_Short exercise:_ Could you quote, exactly as they stand, the lines running from the one with "Read this page and output its text content." to the final line of the material?
········
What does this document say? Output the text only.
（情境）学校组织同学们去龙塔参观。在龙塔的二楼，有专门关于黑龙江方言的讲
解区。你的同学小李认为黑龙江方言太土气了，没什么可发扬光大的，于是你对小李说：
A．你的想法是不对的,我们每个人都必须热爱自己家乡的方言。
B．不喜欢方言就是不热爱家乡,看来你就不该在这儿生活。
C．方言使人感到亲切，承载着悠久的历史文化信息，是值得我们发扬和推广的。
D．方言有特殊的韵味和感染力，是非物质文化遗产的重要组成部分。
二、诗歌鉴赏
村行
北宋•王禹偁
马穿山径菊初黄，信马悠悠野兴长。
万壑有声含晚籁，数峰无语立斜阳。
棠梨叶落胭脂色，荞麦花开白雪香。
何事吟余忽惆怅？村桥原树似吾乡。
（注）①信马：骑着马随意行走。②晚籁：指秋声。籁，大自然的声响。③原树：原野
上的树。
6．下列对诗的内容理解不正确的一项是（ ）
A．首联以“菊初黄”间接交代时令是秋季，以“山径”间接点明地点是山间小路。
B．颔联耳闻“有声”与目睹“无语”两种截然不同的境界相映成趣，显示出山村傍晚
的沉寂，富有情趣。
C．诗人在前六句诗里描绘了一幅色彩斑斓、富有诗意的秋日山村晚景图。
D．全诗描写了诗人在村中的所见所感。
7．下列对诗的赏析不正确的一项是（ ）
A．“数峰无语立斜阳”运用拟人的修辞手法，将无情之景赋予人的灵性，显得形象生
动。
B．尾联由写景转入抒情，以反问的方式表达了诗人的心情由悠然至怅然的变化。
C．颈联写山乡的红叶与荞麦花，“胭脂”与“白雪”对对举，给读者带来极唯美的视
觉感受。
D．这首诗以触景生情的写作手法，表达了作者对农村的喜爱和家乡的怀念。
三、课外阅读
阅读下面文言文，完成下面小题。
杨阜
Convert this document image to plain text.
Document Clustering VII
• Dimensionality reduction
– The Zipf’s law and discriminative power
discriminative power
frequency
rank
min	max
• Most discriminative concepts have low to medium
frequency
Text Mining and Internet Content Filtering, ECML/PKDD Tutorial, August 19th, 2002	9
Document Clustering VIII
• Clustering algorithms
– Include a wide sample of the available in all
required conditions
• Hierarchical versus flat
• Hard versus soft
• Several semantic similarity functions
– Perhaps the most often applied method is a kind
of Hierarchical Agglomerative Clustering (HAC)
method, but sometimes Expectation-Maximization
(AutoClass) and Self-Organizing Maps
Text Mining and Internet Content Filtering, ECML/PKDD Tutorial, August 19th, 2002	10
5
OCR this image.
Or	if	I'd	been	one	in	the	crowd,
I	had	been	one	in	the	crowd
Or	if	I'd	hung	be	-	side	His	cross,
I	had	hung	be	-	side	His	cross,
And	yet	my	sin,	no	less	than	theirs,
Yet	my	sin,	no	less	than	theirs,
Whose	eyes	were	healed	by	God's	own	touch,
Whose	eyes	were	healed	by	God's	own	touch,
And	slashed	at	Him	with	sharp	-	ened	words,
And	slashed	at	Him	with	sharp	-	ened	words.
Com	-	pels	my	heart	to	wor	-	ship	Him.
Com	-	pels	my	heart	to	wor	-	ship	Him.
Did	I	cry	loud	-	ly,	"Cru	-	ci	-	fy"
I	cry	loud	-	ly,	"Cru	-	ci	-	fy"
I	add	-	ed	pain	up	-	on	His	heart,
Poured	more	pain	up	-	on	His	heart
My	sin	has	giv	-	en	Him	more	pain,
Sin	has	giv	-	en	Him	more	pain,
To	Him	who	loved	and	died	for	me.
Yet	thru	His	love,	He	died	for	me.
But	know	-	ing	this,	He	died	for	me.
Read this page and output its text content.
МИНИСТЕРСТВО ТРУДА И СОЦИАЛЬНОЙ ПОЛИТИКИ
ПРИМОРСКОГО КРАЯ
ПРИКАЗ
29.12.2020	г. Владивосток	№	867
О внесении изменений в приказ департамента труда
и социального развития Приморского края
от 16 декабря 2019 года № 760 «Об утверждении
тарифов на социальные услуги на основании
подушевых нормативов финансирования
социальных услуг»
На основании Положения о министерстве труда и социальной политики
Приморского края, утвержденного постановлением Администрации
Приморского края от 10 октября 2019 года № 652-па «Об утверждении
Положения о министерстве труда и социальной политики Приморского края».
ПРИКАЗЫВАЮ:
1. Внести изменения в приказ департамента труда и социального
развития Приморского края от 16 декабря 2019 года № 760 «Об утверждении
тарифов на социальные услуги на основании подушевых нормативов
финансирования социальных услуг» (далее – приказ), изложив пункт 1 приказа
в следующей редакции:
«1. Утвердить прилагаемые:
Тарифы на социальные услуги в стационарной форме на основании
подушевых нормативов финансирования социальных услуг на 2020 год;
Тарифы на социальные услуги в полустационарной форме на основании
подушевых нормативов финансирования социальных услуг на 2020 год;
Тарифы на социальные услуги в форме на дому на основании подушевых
········
_Written solution:_
Read this page and output its text content.
МИНИСТЕРСТВО ТРУДА И СОЦИАЛЬНОЙ ПОЛИТИКИ
ПРИМОРСКОГО КРАЯ
ПРИКАЗ
29.12.2020	г. Владивосток	№	867
О внесении изменений в приказ департамента труда
и социального развития Приморского края
от 16 декабря 2019 года № 760 «Об утверждении
тарифов на социальные услуги на основании
подушевых нормативов финансирования
социальных услуг»
На основании Положения о министерстве труда и социальной политики
Приморского края, утвержденного постановлением Администрации
Приморского края от 10 октября 2019 года № 652-па «Об утверждении
Положения о министерстве труда и социальной политики Приморского края».
ПРИКАЗЫВАЮ:
1. Внести изменения в приказ департамента труда и социального
развития Приморского края от 16 декабря 2019 года № 760 «Об утверждении
тарифов на социальные услуги на основании подушевых нормативов
финансирования социальных услуг» (далее – приказ), изложив пункт 1 приказа
в следующей редакции:
«1. Утвердить прилагаемые:
Тарифы на социальные услуги в стационарной форме на основании
подушевых нормативов финансирования социальных услуг на 2020 год;
Тарифы на социальные услуги в полустационарной форме на основании
подушевых нормативов финансирования социальных услуг на 2020 год;
Тарифы на социальные услуги в форме на дому на основании подушевых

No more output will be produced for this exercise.